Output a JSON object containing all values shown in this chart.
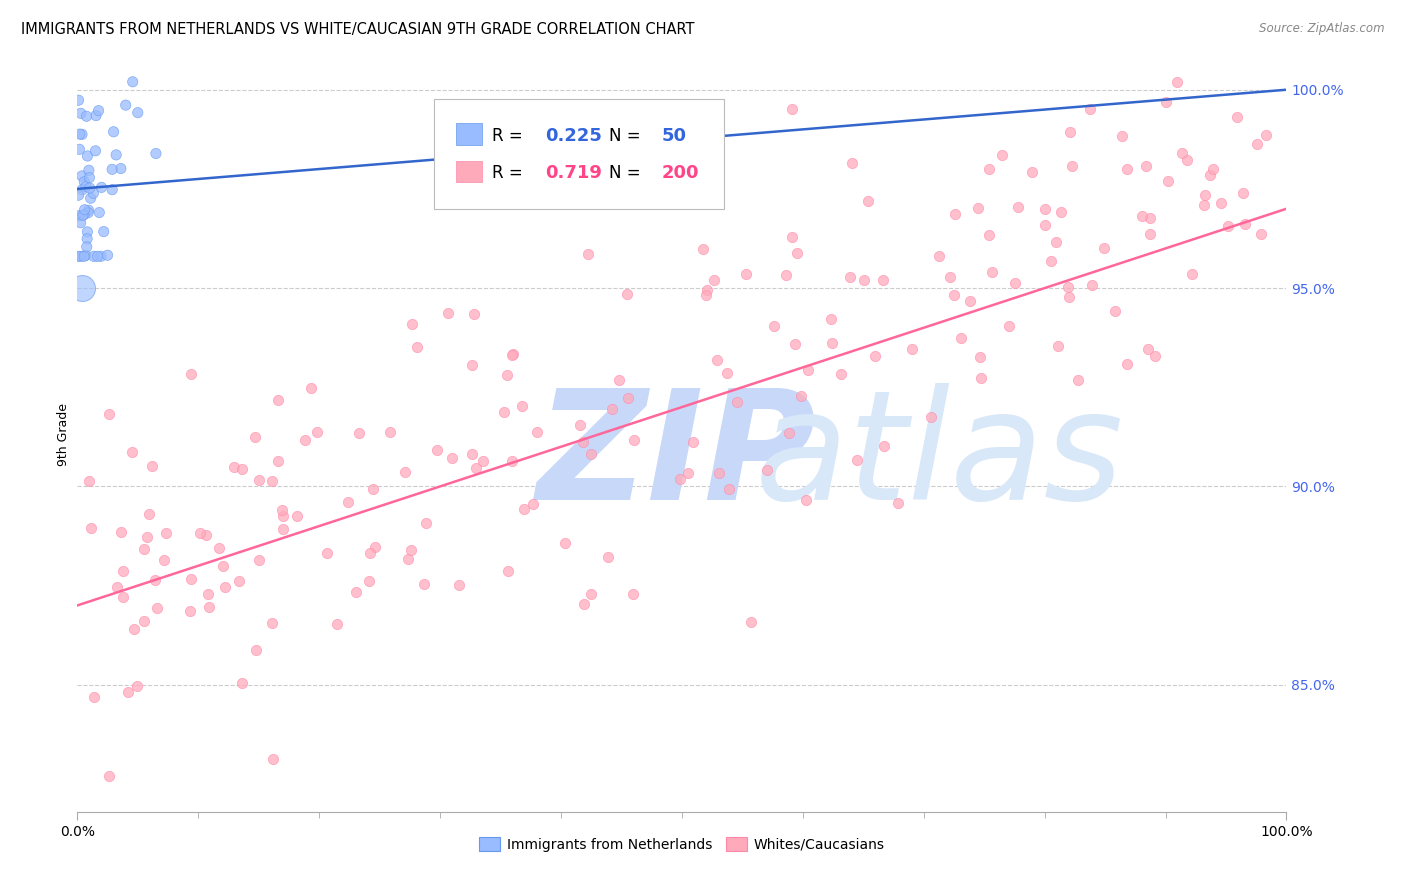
{
  "title": "IMMIGRANTS FROM NETHERLANDS VS WHITE/CAUCASIAN 9TH GRADE CORRELATION CHART",
  "source": "Source: ZipAtlas.com",
  "ylabel": "9th Grade",
  "legend_blue_r": "0.225",
  "legend_blue_n": "50",
  "legend_pink_r": "0.719",
  "legend_pink_n": "200",
  "legend_label_blue": "Immigrants from Netherlands",
  "legend_label_pink": "Whites/Caucasians",
  "blue_color": "#99BBFF",
  "blue_edge_color": "#6699EE",
  "pink_color": "#FFAABB",
  "pink_edge_color": "#FF88AA",
  "blue_line_color": "#3366CC",
  "pink_line_color": "#FF6699",
  "r_n_color": "#3366DD",
  "pink_r_n_color": "#FF4488",
  "ytick_color": "#4466EE",
  "watermark_zip_color": "#C8D8F8",
  "watermark_atlas_color": "#D8E8F8",
  "xlim": [
    0.0,
    1.0
  ],
  "ylim": [
    0.818,
    1.008
  ],
  "yticks": [
    1.0,
    0.95,
    0.9,
    0.85
  ],
  "ytick_labels": [
    "100.0%",
    "95.0%",
    "90.0%",
    "85.0%"
  ],
  "grid_color": "#CCCCCC",
  "background_color": "#FFFFFF",
  "title_fontsize": 10.5,
  "tick_label_fontsize": 9,
  "legend_fontsize": 12
}
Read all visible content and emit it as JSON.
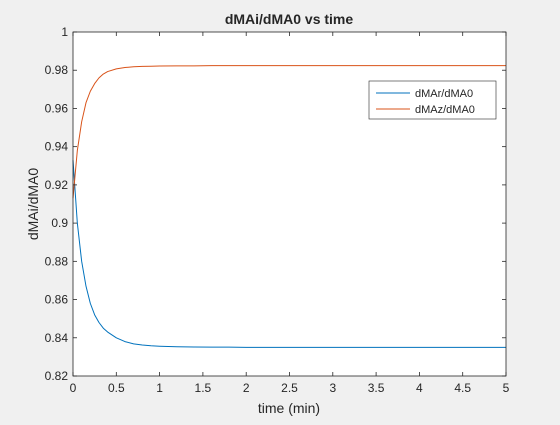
{
  "chart_data": {
    "type": "line",
    "title": "dMAi/dMA0 vs time",
    "xlabel": "time (min)",
    "ylabel": "dMAi/dMA0",
    "xlim": [
      0,
      5
    ],
    "ylim": [
      0.82,
      1
    ],
    "xticks": [
      0,
      0.5,
      1,
      1.5,
      2,
      2.5,
      3,
      3.5,
      4,
      4.5,
      5
    ],
    "xtick_labels": [
      "0",
      "0.5",
      "1",
      "1.5",
      "2",
      "2.5",
      "3",
      "3.5",
      "4",
      "4.5",
      "5"
    ],
    "yticks": [
      0.82,
      0.84,
      0.86,
      0.88,
      0.9,
      0.92,
      0.94,
      0.96,
      0.98,
      1
    ],
    "ytick_labels": [
      "0.82",
      "0.84",
      "0.86",
      "0.88",
      "0.9",
      "0.92",
      "0.94",
      "0.96",
      "0.98",
      "1"
    ],
    "grid": false,
    "legend": {
      "placement": "top-right"
    },
    "x": [
      0,
      0.05,
      0.1,
      0.15,
      0.2,
      0.25,
      0.3,
      0.35,
      0.4,
      0.5,
      0.6,
      0.7,
      0.8,
      0.9,
      1.0,
      1.2,
      1.4,
      1.6,
      1.8,
      2.0,
      2.5,
      3.0,
      3.5,
      4.0,
      4.5,
      5.0
    ],
    "series": [
      {
        "name": "dMAr/dMA0",
        "color": "#0072bd",
        "values": [
          0.933,
          0.9,
          0.88,
          0.867,
          0.858,
          0.852,
          0.848,
          0.845,
          0.843,
          0.84,
          0.838,
          0.8368,
          0.8362,
          0.8358,
          0.8356,
          0.8353,
          0.8352,
          0.8351,
          0.8351,
          0.835,
          0.835,
          0.835,
          0.835,
          0.835,
          0.835,
          0.835
        ]
      },
      {
        "name": "dMAz/dMA0",
        "color": "#d95319",
        "values": [
          0.913,
          0.938,
          0.953,
          0.963,
          0.969,
          0.973,
          0.976,
          0.978,
          0.9793,
          0.9807,
          0.9814,
          0.9818,
          0.982,
          0.9821,
          0.9822,
          0.9823,
          0.9823,
          0.9824,
          0.9824,
          0.9824,
          0.9824,
          0.9824,
          0.9824,
          0.9824,
          0.9824,
          0.9824
        ]
      }
    ]
  }
}
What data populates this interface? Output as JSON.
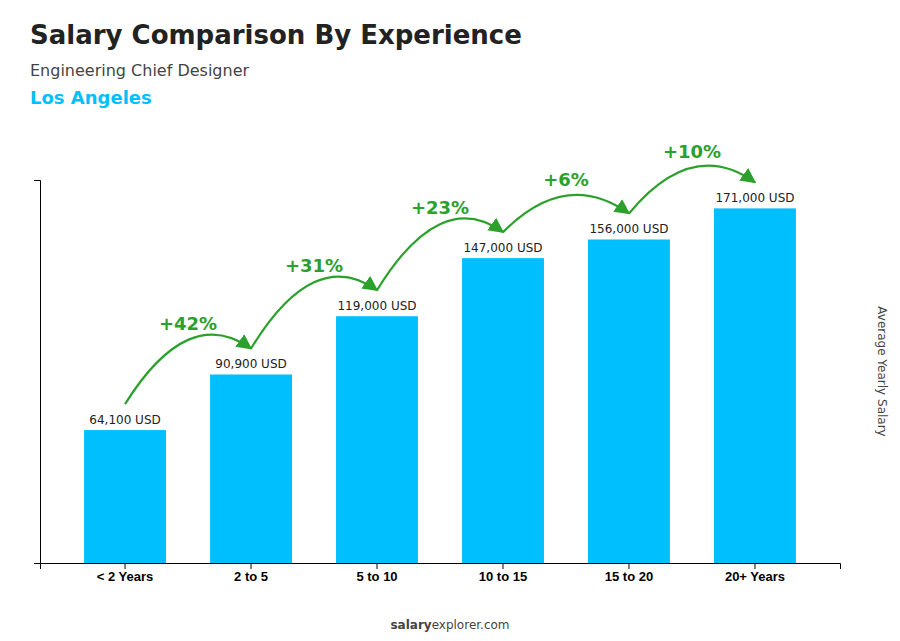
{
  "chart_data": {
    "type": "bar",
    "title": "Salary Comparison By Experience",
    "subtitle": "Engineering Chief Designer",
    "location": "Los Angeles",
    "ylabel": "Average Yearly Salary",
    "footer": [
      "salary",
      "explorer.com"
    ],
    "categories": [
      "< 2 Years",
      "2 to 5",
      "5 to 10",
      "10 to 15",
      "15 to 20",
      "20+ Years"
    ],
    "values": [
      64100,
      90900,
      119000,
      147000,
      156000,
      171000
    ],
    "value_labels": [
      "64,100 USD",
      "90,900 USD",
      "119,000 USD",
      "147,000 USD",
      "156,000 USD",
      "171,000 USD"
    ],
    "annotations": [
      "+42%",
      "+31%",
      "+23%",
      "+6%",
      "+10%"
    ],
    "color": "#00BFFF",
    "ylim": [
      0,
      184680
    ],
    "grid": false,
    "data_labels": true,
    "tick_labels": "x"
  }
}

++++++++++

SHORT TASK
State how many lines in the records above contain the word "JSON", and give only that number.

TASK RESULT
3